## What is needed:
Find the lines with the string "ثلاثمائة" and return them.

## Given information:

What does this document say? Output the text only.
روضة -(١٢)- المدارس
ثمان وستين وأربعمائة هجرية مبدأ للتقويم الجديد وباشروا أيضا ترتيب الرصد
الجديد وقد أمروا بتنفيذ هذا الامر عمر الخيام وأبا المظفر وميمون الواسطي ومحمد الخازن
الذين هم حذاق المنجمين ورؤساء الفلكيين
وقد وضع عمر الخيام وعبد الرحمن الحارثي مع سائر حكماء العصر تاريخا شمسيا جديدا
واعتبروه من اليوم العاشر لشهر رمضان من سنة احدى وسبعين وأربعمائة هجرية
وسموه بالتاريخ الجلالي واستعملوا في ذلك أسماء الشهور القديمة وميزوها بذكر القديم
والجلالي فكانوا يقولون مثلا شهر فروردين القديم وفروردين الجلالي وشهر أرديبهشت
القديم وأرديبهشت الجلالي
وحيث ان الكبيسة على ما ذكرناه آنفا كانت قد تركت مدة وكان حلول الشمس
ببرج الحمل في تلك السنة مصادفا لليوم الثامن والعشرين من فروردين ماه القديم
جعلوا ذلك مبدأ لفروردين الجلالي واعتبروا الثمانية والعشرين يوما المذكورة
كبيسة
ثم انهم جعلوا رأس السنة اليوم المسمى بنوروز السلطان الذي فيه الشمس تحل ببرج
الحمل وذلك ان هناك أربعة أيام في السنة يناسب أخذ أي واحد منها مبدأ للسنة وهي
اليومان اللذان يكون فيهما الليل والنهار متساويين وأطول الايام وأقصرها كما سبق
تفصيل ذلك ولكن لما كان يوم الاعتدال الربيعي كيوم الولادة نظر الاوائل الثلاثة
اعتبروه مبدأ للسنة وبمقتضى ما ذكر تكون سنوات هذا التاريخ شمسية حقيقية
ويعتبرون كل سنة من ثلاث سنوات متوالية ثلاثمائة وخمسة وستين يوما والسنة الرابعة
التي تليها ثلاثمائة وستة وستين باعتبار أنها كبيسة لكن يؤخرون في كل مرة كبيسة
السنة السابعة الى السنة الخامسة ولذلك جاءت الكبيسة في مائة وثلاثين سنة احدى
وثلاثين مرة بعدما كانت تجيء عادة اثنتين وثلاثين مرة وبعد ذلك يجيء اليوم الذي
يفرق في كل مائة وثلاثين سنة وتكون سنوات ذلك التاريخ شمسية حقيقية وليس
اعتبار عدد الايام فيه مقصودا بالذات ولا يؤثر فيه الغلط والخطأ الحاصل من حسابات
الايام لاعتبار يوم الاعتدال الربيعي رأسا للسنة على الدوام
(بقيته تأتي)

## The solution:
ويعتبرون كل سنة من ثلاث سنوات متوالية ثلاثمائة وخمسة وستين يوما والسنة الرابعة
التي تليها ثلاثمائة وستة وستين باعتبار أنها كبيسة لكن يؤخرون في كل مرة كبيسة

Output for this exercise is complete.